Data excerpts:
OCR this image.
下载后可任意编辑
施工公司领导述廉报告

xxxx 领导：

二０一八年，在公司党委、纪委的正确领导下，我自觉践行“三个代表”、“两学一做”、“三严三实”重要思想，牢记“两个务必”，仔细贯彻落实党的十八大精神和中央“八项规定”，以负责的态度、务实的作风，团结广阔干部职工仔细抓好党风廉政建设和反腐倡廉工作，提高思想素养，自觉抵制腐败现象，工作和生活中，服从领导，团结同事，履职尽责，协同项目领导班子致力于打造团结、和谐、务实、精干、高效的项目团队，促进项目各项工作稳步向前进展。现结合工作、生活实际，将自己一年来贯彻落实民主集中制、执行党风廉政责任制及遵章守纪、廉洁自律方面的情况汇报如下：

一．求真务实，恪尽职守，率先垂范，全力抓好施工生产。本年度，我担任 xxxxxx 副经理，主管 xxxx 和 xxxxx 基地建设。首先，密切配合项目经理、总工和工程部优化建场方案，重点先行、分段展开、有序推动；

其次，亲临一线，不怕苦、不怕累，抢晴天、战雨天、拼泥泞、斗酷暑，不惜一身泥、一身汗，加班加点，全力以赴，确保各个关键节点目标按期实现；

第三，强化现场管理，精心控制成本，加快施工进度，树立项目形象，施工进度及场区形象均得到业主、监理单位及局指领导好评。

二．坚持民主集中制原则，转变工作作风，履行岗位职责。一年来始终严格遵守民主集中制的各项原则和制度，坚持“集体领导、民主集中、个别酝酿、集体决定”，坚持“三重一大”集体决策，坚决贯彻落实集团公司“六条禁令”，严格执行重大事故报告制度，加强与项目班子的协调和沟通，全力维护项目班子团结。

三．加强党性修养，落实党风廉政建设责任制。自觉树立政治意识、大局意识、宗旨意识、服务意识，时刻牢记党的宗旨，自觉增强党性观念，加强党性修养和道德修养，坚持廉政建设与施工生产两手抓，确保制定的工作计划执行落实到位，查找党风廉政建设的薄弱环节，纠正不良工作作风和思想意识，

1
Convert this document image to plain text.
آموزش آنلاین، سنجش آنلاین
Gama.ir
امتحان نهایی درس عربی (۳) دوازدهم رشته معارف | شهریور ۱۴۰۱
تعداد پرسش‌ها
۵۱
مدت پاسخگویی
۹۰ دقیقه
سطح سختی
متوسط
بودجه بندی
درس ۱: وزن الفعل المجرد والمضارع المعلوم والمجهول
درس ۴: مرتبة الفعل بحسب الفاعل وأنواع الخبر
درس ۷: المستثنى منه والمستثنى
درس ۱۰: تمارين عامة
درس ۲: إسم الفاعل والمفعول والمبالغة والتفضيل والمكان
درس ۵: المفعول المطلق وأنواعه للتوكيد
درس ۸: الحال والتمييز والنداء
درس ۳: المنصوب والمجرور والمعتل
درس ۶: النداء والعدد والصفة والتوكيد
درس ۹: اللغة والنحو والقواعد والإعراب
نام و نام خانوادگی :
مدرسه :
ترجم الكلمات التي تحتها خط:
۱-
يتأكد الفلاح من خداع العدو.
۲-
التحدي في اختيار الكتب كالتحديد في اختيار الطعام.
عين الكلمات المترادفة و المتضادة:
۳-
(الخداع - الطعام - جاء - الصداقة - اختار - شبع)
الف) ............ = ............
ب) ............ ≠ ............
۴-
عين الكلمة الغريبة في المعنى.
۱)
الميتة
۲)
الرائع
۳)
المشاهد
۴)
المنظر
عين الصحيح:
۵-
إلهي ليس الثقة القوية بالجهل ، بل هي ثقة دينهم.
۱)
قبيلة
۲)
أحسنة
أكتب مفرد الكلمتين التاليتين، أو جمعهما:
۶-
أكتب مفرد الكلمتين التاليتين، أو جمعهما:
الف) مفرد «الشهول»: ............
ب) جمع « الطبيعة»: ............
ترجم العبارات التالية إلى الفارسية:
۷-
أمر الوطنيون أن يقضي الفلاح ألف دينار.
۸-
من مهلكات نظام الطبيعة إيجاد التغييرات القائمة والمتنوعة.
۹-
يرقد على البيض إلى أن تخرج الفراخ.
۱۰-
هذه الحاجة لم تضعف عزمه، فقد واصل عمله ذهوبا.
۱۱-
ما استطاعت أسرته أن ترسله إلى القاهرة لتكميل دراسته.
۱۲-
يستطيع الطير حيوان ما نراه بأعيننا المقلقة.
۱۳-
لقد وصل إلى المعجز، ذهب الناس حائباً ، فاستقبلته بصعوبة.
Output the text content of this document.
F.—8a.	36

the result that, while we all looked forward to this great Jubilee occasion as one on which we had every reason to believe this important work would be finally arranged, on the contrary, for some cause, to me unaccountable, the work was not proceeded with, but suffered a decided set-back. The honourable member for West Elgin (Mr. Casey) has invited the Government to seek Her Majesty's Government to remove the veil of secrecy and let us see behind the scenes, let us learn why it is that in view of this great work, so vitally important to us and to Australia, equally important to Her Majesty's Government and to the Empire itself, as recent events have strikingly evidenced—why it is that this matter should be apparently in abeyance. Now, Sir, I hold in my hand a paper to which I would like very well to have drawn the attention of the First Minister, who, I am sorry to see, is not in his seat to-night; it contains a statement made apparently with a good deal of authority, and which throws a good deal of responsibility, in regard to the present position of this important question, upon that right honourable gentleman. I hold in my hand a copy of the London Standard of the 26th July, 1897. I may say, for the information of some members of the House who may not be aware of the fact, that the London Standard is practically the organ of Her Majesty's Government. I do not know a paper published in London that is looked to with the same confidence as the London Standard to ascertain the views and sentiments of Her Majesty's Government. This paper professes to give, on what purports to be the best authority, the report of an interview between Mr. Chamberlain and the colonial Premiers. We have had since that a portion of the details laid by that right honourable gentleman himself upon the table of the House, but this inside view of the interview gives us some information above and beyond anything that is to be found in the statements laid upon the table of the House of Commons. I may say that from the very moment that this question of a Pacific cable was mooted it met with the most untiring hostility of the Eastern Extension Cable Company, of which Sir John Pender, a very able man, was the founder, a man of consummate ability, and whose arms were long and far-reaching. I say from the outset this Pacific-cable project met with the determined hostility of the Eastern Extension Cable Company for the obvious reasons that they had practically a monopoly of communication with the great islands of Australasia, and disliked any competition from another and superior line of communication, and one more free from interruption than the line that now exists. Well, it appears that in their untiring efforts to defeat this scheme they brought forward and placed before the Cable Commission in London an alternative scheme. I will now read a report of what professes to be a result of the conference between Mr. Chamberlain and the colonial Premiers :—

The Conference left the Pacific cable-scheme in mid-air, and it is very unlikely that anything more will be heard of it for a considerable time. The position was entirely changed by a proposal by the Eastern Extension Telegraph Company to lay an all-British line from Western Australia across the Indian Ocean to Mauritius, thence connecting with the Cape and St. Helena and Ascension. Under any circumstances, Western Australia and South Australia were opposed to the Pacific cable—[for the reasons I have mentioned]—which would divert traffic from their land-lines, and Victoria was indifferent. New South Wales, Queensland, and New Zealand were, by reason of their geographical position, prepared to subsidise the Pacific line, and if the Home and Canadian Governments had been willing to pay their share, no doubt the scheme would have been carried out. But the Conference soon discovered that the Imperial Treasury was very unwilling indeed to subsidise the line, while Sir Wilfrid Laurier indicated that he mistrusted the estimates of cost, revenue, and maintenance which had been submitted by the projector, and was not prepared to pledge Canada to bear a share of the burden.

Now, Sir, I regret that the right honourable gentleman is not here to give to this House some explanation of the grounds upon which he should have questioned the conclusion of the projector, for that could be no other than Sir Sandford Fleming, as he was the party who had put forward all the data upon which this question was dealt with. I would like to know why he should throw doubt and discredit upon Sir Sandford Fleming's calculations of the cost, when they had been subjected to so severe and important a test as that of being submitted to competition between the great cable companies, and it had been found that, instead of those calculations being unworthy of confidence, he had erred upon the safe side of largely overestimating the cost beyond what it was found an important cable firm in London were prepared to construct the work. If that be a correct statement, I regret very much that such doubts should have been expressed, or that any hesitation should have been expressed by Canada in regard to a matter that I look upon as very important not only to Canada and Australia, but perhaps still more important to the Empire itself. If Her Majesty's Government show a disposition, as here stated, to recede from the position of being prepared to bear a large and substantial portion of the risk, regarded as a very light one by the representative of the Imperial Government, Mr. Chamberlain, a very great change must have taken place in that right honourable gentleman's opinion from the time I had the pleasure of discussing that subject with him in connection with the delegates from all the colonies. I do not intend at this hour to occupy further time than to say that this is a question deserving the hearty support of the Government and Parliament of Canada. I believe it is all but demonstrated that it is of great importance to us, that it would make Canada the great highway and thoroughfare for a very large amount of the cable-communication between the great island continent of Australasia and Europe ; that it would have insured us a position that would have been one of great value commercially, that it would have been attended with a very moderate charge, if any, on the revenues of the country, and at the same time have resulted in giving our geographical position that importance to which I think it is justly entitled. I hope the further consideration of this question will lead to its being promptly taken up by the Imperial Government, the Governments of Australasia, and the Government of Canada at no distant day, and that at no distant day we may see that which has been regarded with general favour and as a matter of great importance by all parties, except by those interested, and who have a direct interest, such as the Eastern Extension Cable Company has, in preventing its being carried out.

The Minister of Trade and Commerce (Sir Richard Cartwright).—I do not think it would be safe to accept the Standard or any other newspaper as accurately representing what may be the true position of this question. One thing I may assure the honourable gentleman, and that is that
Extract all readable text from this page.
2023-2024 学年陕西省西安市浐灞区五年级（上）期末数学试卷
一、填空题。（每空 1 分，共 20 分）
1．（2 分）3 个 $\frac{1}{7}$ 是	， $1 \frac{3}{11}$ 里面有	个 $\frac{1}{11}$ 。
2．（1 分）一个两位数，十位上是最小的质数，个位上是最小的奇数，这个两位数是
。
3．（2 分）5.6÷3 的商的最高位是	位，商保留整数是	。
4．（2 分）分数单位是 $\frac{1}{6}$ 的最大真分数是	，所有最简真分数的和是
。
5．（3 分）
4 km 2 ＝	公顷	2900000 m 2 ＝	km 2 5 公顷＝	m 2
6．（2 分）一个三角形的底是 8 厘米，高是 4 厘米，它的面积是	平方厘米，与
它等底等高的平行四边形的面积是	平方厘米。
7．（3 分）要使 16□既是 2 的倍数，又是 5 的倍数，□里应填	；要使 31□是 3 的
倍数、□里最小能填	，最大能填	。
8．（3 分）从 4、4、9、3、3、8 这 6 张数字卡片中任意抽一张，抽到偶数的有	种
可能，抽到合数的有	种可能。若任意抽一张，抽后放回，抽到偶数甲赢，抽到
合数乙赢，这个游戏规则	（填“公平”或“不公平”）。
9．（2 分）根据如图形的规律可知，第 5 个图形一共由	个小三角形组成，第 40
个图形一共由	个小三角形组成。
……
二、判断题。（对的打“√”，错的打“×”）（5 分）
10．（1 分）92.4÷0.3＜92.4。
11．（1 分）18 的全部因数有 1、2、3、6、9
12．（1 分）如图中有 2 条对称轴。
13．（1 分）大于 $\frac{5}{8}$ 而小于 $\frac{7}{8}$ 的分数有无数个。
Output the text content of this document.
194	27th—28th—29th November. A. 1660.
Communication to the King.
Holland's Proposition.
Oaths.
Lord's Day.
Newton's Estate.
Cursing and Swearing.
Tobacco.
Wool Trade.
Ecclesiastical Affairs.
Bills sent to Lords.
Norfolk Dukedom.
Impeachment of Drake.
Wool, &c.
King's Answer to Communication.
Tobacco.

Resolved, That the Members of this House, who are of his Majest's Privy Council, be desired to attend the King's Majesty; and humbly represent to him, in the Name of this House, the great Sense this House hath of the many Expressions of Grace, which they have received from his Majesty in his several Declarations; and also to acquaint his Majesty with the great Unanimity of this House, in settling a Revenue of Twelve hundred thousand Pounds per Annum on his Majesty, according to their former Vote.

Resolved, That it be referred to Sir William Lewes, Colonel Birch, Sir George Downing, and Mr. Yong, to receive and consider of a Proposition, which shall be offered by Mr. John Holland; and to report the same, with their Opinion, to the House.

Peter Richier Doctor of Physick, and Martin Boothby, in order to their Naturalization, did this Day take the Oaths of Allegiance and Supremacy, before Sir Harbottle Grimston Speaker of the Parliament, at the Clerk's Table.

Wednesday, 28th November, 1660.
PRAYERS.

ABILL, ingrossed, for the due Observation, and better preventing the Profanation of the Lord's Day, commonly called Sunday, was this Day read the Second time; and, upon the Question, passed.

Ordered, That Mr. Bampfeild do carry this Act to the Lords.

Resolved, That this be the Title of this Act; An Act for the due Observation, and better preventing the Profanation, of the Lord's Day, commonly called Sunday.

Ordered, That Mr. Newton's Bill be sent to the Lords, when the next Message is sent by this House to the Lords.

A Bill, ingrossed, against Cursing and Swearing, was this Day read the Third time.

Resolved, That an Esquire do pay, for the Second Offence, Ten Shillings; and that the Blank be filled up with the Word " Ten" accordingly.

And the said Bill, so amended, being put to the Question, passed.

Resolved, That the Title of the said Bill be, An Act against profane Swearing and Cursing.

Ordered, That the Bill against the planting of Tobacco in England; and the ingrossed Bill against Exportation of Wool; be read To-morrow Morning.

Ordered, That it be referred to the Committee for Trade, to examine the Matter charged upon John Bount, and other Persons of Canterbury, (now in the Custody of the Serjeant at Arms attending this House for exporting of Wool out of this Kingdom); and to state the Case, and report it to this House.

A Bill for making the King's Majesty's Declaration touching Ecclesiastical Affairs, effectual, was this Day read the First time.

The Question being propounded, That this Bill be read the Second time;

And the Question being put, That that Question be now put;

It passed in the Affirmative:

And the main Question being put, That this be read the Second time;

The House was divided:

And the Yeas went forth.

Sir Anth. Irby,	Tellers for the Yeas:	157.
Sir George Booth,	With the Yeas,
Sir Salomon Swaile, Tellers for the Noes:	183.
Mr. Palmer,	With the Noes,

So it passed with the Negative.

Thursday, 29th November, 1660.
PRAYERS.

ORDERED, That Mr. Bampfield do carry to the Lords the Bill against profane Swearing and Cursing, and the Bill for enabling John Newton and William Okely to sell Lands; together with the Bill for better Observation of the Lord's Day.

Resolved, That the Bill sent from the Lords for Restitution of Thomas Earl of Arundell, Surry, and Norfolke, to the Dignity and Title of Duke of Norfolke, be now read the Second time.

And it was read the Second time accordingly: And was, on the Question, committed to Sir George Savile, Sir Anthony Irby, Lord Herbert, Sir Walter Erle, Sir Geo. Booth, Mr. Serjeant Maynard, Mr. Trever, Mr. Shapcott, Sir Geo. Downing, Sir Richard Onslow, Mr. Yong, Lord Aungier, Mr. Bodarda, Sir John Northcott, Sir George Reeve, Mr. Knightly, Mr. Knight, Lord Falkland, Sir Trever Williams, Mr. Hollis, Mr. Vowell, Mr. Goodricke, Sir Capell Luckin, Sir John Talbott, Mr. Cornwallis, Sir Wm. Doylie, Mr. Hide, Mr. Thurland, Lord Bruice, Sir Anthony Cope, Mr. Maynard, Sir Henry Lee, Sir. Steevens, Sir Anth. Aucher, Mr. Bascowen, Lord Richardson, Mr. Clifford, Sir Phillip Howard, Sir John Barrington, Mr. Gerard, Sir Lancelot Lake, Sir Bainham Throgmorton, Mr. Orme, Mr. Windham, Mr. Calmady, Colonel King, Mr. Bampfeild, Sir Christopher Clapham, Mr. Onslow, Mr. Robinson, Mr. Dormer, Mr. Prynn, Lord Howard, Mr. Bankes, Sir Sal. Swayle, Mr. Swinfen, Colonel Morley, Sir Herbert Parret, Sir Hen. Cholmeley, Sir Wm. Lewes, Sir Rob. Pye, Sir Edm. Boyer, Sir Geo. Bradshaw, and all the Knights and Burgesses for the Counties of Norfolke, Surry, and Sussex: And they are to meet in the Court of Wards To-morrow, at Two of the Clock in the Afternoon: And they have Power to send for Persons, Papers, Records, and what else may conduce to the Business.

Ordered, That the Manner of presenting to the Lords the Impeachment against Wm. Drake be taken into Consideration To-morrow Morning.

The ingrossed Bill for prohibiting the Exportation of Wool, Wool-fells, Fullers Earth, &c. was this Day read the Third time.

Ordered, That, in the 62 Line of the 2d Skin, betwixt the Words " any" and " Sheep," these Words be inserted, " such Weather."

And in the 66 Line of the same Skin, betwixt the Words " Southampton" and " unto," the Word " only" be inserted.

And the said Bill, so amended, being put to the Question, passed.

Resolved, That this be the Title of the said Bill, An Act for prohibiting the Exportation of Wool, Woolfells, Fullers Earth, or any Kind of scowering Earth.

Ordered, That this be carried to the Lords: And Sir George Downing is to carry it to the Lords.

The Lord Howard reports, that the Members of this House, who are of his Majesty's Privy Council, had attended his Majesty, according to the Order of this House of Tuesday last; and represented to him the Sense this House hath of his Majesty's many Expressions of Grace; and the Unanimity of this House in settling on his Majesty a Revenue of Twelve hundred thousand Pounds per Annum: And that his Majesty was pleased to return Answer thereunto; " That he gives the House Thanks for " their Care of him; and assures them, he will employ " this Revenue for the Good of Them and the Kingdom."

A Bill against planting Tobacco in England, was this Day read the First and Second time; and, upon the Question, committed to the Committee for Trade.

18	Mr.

Task description: Give the count of lines containing "Words", with no added text.

Output below: 2